Task directions
Return the complete listing that follows, with each line reproduced exactly.
======== Data shown
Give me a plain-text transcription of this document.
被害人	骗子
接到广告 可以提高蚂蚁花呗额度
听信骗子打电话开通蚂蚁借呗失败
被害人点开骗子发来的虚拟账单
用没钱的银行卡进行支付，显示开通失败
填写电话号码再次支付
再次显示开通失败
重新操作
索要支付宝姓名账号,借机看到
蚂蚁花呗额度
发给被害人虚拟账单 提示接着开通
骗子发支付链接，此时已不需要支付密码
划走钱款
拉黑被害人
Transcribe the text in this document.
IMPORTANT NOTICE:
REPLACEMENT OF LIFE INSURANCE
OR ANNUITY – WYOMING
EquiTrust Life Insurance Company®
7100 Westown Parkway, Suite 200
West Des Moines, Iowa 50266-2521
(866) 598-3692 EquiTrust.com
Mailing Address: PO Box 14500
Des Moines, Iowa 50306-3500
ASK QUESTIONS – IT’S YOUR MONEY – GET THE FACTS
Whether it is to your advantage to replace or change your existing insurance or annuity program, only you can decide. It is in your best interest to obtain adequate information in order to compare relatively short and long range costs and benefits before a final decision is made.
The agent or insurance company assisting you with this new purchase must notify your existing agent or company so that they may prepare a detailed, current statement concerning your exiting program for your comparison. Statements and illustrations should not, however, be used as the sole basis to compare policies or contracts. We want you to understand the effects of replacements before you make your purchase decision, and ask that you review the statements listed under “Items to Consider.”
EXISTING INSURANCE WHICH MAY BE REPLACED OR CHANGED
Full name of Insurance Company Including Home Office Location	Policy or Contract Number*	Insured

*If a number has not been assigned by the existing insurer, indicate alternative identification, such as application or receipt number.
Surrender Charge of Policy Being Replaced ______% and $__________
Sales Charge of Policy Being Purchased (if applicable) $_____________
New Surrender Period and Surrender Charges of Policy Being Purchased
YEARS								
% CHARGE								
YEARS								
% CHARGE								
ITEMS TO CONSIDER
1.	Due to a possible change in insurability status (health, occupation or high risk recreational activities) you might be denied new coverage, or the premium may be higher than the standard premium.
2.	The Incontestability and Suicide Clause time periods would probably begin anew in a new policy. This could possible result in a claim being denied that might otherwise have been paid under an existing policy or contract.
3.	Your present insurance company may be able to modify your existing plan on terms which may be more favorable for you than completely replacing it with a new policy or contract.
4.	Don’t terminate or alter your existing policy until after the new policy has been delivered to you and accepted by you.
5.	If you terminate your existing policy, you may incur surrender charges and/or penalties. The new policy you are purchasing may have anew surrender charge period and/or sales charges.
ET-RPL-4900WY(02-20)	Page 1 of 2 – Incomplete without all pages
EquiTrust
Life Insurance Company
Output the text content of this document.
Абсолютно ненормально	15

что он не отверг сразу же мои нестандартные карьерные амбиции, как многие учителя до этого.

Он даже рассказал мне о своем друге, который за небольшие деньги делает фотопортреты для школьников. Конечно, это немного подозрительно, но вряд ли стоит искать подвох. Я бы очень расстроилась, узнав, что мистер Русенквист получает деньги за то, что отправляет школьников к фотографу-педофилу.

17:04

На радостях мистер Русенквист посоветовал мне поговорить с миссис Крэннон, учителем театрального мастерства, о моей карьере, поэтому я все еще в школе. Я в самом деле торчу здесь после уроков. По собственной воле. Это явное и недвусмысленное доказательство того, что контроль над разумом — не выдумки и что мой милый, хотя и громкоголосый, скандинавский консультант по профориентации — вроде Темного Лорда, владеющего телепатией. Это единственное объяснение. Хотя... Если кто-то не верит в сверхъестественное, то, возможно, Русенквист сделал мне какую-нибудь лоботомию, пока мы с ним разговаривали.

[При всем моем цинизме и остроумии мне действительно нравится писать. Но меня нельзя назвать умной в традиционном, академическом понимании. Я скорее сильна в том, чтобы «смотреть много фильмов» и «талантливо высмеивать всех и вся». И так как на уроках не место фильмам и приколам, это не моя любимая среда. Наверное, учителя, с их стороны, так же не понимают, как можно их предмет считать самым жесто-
================
Result of this exercise
Give me a plain-text transcription of this document.
被害人	骗子
接到广告 可以提高蚂蚁花呗额度
听信骗子打电话开通蚂蚁借呗失败
被害人点开骗子发来的虚拟账单
用没钱的银行卡进行支付，显示开通失败
填写电话号码再次支付
再次显示开通失败
重新操作
索要支付宝姓名账号,借机看到
蚂蚁花呗额度
发给被害人虚拟账单 提示接着开通
骗子发支付链接，此时已不需要支付密码
划走钱款
拉黑被害人
Transcribe the text in this document.
IMPORTANT NOTICE:
REPLACEMENT OF LIFE INSURANCE
OR ANNUITY – WYOMING
EquiTrust Life Insurance Company®
7100 Westown Parkway, Suite 200
West Des Moines, Iowa 50266-2521
(866) 598-3692 EquiTrust.com
Mailing Address: PO Box 14500
Des Moines, Iowa 50306-3500
ASK QUESTIONS – IT’S YOUR MONEY – GET THE FACTS
Whether it is to your advantage to replace or change your existing insurance or annuity program, only you can decide. It is in your best interest to obtain adequate information in order to compare relatively short and long range costs and benefits before a final decision is made.
The agent or insurance company assisting you with this new purchase must notify your existing agent or company so that they may prepare a detailed, current statement concerning your exiting program for your comparison. Statements and illustrations should not, however, be used as the sole basis to compare policies or contracts. We want you to understand the effects of replacements before you make your purchase decision, and ask that you review the statements listed under “Items to Consider.”
EXISTING INSURANCE WHICH MAY BE REPLACED OR CHANGED
Full name of Insurance Company Including Home Office Location	Policy or Contract Number*	Insured

*If a number has not been assigned by the existing insurer, indicate alternative identification, such as application or receipt number.
Surrender Charge of Policy Being Replaced ______% and $__________
Sales Charge of Policy Being Purchased (if applicable) $_____________
New Surrender Period and Surrender Charges of Policy Being Purchased
YEARS								
% CHARGE								
YEARS								
% CHARGE								
ITEMS TO CONSIDER
1.	Due to a possible change in insurability status (health, occupation or high risk recreational activities) you might be denied new coverage, or the premium may be higher than the standard premium.
2.	The Incontestability and Suicide Clause time periods would probably begin anew in a new policy. This could possible result in a claim being denied that might otherwise have been paid under an existing policy or contract.
3.	Your present insurance company may be able to modify your existing plan on terms which may be more favorable for you than completely replacing it with a new policy or contract.
4.	Don’t terminate or alter your existing policy until after the new policy has been delivered to you and accepted by you.
5.	If you terminate your existing policy, you may incur surrender charges and/or penalties. The new policy you are purchasing may have anew surrender charge period and/or sales charges.
ET-RPL-4900WY(02-20)	Page 1 of 2 – Incomplete without all pages
EquiTrust
Life Insurance Company
Output the text content of this document.
Абсолютно ненормально	15

что он не отверг сразу же мои нестандартные карьерные амбиции, как многие учителя до этого.

Он даже рассказал мне о своем друге, который за небольшие деньги делает фотопортреты для школьников. Конечно, это немного подозрительно, но вряд ли стоит искать подвох. Я бы очень расстроилась, узнав, что мистер Русенквист получает деньги за то, что отправляет школьников к фотографу-педофилу.

17:04

На радостях мистер Русенквист посоветовал мне поговорить с миссис Крэннон, учителем театрального мастерства, о моей карьере, поэтому я все еще в школе. Я в самом деле торчу здесь после уроков. По собственной воле. Это явное и недвусмысленное доказательство того, что контроль над разумом — не выдумки и что мой милый, хотя и громкоголосый, скандинавский консультант по профориентации — вроде Темного Лорда, владеющего телепатией. Это единственное объяснение. Хотя... Если кто-то не верит в сверхъестественное, то, возможно, Русенквист сделал мне какую-нибудь лоботомию, пока мы с ним разговаривали.

[При всем моем цинизме и остроумии мне действительно нравится писать. Но меня нельзя назвать умной в традиционном, академическом понимании. Я скорее сильна в том, чтобы «смотреть много фильмов» и «талантливо высмеивать всех и вся». И так как на уроках не место фильмам и приколам, это не моя любимая среда. Наверное, учителя, с их стороны, так же не понимают, как можно их предмет считать самым жесто-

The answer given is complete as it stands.